Extracted records
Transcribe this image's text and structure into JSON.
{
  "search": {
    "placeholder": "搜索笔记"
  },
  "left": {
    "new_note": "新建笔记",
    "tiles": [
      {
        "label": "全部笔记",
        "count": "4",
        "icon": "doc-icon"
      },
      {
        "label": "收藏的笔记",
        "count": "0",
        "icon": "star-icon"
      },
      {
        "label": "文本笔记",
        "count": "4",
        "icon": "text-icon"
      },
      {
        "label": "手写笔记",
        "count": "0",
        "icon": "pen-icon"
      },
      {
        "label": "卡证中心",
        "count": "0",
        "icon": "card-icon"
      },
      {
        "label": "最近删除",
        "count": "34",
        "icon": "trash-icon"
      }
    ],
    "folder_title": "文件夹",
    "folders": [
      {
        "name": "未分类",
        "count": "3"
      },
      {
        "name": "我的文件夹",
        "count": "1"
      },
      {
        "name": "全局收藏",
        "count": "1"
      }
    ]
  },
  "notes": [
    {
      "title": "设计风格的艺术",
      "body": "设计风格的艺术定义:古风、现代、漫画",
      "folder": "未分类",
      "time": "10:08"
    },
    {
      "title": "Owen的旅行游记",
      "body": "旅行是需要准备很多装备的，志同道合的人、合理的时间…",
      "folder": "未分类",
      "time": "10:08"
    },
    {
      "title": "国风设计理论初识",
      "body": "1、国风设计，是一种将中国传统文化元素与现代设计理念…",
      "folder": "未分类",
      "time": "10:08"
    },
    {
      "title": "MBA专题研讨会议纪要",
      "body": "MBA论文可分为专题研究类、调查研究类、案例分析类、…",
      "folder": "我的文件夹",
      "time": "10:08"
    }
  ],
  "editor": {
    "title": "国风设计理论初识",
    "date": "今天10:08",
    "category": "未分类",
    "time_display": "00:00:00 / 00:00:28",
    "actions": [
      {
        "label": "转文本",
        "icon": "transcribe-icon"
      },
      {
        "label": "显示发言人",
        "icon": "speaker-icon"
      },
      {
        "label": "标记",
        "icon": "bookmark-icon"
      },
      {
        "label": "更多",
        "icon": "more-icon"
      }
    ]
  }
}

§ Request
Isolate the lines that hold the word "text" and copy all of them.

§ Exercise answer
Transcribe this image's text and structure into JSON.
        "icon": "text-icon"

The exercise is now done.